YOUR OBJECTIVE - Locate the word "وزیر" in the entries below, then gather every line that holds it.

Collection entries:
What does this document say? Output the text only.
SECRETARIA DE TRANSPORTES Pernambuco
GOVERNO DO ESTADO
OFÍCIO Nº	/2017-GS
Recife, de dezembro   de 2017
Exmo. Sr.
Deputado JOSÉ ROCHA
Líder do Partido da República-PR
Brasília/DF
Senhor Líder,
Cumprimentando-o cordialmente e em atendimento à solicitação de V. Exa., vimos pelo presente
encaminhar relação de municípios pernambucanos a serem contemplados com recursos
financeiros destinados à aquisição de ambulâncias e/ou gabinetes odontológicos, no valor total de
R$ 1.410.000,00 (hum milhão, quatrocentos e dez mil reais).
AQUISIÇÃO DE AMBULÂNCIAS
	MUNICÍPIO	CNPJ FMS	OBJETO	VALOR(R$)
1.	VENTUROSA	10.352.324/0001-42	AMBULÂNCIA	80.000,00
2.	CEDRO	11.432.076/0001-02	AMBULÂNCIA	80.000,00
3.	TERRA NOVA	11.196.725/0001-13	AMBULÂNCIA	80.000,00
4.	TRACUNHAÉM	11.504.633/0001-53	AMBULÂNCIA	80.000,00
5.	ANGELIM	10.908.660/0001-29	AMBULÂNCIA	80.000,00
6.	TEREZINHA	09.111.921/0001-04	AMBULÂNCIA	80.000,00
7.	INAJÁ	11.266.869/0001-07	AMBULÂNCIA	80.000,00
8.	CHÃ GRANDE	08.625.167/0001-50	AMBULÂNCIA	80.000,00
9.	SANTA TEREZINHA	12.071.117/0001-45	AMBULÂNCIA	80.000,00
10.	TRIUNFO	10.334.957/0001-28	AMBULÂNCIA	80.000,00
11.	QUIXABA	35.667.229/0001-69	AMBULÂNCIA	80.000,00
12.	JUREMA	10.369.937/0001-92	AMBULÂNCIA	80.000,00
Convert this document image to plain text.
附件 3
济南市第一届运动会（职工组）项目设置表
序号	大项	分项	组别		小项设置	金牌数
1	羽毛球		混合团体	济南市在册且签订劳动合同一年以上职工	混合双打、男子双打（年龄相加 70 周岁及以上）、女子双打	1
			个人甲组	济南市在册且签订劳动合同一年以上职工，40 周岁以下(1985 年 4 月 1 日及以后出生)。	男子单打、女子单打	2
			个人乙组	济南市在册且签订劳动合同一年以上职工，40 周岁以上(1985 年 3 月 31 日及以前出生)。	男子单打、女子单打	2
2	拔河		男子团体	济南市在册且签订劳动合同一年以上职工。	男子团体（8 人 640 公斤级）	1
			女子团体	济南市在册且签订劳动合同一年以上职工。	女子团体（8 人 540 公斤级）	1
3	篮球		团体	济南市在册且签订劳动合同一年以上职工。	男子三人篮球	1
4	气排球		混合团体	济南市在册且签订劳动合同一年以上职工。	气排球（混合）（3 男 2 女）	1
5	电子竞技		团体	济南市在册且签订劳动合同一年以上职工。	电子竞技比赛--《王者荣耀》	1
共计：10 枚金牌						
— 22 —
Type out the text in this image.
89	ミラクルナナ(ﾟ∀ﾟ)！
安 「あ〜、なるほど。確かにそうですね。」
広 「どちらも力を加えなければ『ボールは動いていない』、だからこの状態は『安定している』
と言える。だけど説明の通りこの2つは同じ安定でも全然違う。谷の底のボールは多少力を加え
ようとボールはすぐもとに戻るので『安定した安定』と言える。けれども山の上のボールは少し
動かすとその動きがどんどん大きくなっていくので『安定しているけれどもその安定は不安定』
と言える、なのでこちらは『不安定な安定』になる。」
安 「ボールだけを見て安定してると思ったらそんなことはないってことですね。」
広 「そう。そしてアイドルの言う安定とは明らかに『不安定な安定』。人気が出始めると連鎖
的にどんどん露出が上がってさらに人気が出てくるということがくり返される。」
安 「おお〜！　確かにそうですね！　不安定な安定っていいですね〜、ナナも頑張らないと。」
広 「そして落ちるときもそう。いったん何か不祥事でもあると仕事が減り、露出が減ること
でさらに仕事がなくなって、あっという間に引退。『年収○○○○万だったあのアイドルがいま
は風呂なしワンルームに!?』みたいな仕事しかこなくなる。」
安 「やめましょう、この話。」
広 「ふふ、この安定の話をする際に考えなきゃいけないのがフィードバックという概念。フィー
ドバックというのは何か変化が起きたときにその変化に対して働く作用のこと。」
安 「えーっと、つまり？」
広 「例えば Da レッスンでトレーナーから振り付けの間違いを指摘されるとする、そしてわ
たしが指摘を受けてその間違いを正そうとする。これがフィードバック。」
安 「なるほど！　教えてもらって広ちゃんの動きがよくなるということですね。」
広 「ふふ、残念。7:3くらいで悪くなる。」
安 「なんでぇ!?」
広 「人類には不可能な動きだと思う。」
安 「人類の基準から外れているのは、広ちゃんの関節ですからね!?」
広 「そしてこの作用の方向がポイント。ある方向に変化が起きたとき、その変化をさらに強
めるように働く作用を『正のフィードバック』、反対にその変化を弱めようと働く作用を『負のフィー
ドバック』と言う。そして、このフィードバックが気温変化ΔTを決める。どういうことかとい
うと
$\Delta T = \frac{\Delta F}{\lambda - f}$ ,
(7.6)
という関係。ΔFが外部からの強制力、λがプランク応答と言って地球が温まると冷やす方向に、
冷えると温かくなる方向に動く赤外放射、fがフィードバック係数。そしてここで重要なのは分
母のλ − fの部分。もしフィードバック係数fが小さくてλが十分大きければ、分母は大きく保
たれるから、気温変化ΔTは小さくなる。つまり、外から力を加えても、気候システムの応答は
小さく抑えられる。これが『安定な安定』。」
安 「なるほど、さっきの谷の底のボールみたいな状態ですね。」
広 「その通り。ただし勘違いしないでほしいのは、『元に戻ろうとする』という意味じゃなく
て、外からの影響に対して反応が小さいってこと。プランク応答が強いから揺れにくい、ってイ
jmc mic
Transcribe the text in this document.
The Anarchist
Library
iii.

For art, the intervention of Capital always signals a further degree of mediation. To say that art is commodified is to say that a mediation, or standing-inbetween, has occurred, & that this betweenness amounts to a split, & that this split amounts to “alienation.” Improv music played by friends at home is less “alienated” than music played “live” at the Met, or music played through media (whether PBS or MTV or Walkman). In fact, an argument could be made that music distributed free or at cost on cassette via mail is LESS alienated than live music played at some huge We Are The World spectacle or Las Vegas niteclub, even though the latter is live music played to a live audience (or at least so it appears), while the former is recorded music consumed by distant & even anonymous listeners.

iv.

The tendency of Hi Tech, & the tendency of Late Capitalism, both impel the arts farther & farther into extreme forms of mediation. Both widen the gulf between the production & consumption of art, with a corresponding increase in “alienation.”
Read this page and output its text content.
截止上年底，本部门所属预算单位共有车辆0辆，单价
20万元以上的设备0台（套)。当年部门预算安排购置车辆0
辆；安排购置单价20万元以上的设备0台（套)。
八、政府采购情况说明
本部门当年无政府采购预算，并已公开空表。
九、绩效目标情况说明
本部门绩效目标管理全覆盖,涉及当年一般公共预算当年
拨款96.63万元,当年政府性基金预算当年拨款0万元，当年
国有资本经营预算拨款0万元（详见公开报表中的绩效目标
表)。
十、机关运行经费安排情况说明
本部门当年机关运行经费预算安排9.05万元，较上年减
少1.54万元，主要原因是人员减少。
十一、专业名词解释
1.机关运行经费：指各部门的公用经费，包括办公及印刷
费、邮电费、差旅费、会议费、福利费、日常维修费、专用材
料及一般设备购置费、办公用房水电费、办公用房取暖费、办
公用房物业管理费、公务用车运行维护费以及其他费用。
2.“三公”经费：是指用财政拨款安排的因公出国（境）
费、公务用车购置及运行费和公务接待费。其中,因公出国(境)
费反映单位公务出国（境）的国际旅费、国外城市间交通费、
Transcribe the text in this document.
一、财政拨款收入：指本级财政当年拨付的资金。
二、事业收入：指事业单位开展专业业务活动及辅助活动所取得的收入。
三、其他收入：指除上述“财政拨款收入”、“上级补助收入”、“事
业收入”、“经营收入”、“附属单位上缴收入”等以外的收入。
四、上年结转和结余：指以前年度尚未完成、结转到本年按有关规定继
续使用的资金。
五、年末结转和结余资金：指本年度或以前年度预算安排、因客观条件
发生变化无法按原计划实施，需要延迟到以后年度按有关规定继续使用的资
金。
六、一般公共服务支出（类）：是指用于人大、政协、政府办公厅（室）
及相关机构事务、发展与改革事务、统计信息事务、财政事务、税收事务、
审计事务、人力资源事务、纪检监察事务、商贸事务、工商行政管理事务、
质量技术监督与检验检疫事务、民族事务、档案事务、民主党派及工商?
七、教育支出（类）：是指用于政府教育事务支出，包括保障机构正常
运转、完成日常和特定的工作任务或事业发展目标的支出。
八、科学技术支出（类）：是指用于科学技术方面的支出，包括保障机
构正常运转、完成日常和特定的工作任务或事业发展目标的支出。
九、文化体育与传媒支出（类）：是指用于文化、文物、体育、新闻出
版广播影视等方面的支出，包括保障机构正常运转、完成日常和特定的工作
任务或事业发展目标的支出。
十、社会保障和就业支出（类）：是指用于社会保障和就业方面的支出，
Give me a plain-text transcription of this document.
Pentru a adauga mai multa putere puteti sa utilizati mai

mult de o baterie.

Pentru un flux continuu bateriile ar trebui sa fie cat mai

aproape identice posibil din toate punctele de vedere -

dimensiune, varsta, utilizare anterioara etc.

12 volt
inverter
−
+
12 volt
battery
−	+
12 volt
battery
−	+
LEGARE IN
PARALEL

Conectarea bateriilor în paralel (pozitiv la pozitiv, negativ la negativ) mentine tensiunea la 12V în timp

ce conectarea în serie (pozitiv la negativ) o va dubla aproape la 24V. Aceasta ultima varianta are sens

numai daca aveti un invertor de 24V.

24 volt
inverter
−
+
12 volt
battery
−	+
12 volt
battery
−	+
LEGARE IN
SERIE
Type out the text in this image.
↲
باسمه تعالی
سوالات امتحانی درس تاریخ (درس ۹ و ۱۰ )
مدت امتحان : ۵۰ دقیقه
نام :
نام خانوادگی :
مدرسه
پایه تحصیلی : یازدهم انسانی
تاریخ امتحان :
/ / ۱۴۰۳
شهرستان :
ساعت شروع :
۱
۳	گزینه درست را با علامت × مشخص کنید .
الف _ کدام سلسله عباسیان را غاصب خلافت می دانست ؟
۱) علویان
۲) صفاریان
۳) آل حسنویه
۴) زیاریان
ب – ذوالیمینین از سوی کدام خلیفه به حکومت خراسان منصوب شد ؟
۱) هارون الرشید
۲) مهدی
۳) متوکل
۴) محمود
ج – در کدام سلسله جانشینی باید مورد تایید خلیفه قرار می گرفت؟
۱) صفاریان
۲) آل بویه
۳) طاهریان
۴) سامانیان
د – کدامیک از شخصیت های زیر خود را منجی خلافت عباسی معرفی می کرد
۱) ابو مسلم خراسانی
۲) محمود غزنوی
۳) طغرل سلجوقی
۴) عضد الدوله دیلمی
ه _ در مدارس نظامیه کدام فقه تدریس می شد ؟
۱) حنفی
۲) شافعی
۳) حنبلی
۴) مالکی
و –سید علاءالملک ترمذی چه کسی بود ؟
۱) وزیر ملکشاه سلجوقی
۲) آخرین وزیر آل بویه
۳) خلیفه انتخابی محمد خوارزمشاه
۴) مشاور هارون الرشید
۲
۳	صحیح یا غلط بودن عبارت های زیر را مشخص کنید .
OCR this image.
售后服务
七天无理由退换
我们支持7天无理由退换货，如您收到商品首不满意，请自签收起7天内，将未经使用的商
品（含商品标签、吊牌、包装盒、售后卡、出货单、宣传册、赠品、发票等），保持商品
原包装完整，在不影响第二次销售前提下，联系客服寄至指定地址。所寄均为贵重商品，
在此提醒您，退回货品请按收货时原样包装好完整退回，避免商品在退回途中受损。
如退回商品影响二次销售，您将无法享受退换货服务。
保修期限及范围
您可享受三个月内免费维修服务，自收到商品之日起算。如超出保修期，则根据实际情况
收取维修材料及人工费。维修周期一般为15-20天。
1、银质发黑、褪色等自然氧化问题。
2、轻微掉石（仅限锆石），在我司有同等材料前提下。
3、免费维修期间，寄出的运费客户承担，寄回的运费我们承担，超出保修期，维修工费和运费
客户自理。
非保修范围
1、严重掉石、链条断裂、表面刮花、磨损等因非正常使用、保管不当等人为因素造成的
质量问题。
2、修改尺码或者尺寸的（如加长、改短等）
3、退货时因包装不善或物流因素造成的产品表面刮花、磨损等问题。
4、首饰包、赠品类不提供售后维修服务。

FINISHED EXERCISE -
۱) وزیر ملکشاه سلجوقی
۲) آخرین وزیر آل بویه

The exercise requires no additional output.